What the exercise asks
Show every line that has the string "事业收入" in it.

Task input
= = = = = = =
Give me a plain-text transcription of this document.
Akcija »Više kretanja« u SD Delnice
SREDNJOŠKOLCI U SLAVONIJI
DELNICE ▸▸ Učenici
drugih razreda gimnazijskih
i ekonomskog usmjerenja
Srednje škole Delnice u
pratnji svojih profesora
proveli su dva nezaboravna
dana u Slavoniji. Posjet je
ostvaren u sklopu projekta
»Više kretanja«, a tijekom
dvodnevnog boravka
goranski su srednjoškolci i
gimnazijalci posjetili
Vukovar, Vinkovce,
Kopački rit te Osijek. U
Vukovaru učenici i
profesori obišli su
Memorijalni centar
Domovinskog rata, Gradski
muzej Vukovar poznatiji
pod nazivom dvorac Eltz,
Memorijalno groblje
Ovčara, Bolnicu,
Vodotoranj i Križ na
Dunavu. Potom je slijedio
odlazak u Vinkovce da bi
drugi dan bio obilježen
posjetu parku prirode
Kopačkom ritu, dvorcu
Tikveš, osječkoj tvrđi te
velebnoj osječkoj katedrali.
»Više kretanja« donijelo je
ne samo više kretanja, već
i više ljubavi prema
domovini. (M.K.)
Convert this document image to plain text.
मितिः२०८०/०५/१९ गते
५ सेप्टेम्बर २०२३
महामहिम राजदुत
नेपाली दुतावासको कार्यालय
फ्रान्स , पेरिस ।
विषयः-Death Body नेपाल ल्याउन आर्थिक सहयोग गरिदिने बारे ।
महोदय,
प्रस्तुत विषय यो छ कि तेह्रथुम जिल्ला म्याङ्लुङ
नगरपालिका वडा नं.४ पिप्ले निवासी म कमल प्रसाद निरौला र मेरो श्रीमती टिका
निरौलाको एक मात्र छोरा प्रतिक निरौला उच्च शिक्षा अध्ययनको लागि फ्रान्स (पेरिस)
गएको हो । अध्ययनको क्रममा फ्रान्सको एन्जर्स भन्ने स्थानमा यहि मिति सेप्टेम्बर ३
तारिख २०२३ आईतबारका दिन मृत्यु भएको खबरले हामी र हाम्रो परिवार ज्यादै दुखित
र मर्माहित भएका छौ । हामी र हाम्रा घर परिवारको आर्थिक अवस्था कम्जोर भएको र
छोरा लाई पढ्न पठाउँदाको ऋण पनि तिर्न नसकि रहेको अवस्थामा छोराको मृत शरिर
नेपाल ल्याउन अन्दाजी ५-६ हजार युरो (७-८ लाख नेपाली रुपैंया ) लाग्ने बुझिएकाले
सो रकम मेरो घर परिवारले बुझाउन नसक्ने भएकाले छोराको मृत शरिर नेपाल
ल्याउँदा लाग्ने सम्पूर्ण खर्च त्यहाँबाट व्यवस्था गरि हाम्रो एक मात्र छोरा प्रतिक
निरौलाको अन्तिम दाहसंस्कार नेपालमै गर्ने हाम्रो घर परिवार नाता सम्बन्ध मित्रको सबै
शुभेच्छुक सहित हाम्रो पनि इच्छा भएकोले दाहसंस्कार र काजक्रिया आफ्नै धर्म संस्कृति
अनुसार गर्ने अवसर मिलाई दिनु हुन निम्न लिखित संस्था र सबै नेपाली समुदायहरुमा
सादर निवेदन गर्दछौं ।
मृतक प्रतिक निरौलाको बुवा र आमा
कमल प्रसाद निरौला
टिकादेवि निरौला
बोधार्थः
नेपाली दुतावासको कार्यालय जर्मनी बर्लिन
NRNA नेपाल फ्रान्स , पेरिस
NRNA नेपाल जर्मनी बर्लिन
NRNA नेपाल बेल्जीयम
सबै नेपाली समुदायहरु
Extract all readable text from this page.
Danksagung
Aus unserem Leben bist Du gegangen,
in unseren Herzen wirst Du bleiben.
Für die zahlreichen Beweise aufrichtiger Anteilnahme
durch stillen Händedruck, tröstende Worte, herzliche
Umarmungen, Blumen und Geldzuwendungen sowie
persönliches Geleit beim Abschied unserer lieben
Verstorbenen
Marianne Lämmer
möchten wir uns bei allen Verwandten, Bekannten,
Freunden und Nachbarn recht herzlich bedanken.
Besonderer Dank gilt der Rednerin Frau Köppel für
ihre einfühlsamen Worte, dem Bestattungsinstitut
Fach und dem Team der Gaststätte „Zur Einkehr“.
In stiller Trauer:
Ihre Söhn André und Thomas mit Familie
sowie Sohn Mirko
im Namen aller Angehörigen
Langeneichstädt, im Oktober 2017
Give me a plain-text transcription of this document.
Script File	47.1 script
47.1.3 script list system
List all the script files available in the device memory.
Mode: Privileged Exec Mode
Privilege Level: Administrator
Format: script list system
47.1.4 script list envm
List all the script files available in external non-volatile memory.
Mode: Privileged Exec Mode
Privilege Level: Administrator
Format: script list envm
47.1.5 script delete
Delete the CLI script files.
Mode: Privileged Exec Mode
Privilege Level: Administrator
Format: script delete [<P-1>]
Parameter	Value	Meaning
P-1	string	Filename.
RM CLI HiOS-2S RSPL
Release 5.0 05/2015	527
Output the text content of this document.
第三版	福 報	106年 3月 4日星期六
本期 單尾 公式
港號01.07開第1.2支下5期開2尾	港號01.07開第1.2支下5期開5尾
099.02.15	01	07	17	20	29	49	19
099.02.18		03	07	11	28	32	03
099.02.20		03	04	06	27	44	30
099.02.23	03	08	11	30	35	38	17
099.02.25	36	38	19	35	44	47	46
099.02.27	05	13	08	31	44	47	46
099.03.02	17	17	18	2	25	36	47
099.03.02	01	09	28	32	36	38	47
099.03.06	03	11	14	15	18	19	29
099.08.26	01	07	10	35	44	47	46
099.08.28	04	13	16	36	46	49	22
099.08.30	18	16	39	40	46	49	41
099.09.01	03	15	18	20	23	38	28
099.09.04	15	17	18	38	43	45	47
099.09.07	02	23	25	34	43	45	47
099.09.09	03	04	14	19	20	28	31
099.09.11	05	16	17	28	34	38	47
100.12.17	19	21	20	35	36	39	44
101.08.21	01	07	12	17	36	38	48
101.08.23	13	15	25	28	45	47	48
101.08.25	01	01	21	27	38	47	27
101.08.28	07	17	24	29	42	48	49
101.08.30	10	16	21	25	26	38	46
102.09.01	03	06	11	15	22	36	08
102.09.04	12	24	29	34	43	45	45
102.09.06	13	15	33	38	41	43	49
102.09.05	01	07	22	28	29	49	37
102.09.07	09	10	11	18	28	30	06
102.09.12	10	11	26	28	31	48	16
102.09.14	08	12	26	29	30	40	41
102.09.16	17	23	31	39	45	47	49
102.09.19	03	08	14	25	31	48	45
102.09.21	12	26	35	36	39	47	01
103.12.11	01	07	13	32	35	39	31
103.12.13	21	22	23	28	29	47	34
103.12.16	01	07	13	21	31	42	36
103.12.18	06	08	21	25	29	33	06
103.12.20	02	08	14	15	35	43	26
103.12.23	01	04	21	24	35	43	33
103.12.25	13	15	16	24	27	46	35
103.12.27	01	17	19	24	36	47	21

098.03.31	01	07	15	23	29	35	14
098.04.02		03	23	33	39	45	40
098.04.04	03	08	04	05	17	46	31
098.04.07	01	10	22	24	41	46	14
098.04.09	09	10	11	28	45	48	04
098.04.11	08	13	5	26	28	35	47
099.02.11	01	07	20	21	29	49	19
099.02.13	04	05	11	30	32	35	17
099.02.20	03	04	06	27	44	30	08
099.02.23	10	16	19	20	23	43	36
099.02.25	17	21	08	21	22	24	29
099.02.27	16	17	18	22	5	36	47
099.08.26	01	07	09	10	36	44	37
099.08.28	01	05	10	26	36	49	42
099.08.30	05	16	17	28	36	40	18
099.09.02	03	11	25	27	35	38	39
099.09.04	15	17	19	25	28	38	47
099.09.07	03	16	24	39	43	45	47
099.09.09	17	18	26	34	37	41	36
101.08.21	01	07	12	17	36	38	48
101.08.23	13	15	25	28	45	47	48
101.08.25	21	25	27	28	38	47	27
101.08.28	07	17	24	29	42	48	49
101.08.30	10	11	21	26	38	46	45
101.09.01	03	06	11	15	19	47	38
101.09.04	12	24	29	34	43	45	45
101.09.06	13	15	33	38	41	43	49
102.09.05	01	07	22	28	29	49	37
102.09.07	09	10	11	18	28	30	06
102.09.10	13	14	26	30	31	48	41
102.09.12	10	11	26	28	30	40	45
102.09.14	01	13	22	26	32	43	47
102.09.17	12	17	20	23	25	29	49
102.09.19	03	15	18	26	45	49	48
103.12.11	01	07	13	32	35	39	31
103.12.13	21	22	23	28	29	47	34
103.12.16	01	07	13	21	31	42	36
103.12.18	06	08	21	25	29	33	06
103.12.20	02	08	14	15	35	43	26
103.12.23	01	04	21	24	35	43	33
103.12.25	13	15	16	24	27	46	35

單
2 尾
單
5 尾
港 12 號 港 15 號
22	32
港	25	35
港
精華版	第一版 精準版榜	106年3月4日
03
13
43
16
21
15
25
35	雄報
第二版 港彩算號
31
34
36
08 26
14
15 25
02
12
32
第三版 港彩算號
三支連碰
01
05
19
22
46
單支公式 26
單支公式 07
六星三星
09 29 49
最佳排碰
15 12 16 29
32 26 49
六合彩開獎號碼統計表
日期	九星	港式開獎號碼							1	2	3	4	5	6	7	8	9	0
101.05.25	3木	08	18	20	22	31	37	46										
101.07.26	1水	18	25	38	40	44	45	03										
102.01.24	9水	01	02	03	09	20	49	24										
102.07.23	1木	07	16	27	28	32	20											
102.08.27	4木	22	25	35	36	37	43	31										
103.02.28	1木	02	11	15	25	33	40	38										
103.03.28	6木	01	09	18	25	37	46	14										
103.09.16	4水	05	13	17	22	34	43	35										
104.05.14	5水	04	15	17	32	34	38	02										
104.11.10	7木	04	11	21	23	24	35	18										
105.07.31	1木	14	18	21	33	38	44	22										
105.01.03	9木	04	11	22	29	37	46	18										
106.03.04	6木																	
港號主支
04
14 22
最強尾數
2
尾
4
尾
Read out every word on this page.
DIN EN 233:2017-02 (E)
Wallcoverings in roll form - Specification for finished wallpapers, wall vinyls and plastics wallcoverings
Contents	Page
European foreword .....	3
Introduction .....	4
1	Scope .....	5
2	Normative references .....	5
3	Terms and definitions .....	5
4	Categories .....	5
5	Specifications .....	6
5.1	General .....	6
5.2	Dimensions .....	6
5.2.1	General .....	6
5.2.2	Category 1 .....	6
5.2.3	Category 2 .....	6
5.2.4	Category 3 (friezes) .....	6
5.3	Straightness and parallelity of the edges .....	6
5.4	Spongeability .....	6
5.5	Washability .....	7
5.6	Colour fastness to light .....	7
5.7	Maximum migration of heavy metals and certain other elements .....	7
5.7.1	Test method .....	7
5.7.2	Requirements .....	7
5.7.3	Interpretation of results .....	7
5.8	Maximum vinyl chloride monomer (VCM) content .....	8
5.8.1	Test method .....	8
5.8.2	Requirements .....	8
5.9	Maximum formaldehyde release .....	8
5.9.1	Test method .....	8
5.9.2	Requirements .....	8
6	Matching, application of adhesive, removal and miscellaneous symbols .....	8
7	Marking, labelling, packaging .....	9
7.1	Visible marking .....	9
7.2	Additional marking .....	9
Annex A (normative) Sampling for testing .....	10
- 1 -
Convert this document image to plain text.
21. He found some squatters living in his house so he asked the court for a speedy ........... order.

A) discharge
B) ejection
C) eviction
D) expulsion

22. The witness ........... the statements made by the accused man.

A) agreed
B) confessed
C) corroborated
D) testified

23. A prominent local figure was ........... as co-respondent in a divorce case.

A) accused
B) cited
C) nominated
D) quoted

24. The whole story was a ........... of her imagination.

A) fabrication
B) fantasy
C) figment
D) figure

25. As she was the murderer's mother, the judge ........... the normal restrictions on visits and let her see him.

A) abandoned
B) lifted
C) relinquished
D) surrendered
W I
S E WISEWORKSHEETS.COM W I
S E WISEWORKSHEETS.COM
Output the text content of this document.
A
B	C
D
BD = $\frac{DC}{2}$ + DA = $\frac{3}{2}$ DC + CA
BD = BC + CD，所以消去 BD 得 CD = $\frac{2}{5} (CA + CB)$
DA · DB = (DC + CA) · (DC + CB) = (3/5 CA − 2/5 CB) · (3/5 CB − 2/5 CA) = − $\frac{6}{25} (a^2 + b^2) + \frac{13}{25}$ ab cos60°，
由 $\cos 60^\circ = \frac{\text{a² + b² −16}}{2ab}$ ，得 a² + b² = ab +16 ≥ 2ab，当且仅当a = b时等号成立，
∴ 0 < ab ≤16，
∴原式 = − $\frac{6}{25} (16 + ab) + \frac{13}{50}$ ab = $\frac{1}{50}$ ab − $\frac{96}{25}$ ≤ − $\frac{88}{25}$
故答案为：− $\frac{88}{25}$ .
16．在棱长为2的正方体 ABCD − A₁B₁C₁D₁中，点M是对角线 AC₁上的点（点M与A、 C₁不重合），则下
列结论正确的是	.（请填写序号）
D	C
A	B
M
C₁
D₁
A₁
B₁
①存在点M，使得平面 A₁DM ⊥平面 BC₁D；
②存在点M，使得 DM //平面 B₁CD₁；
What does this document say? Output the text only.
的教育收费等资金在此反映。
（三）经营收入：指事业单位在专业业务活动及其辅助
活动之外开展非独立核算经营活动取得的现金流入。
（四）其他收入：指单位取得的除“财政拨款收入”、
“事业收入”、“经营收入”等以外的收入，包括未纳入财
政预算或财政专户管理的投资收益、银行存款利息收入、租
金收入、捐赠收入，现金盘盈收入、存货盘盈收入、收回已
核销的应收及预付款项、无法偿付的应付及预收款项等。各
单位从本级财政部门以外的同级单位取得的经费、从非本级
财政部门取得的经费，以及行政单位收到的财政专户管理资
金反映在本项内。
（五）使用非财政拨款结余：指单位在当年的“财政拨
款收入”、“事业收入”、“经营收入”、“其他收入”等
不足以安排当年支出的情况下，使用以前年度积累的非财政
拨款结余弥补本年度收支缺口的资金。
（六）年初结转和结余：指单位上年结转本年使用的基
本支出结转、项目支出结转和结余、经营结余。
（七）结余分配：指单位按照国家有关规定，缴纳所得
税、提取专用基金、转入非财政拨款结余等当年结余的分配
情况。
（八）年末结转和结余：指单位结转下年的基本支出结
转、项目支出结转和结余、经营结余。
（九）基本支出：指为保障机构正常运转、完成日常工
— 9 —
= = = = = = =
Final result
“事业收入”、“经营收入”等以外的收入，包括未纳入财
款收入”、“事业收入”、“经营收入”、“其他收入”等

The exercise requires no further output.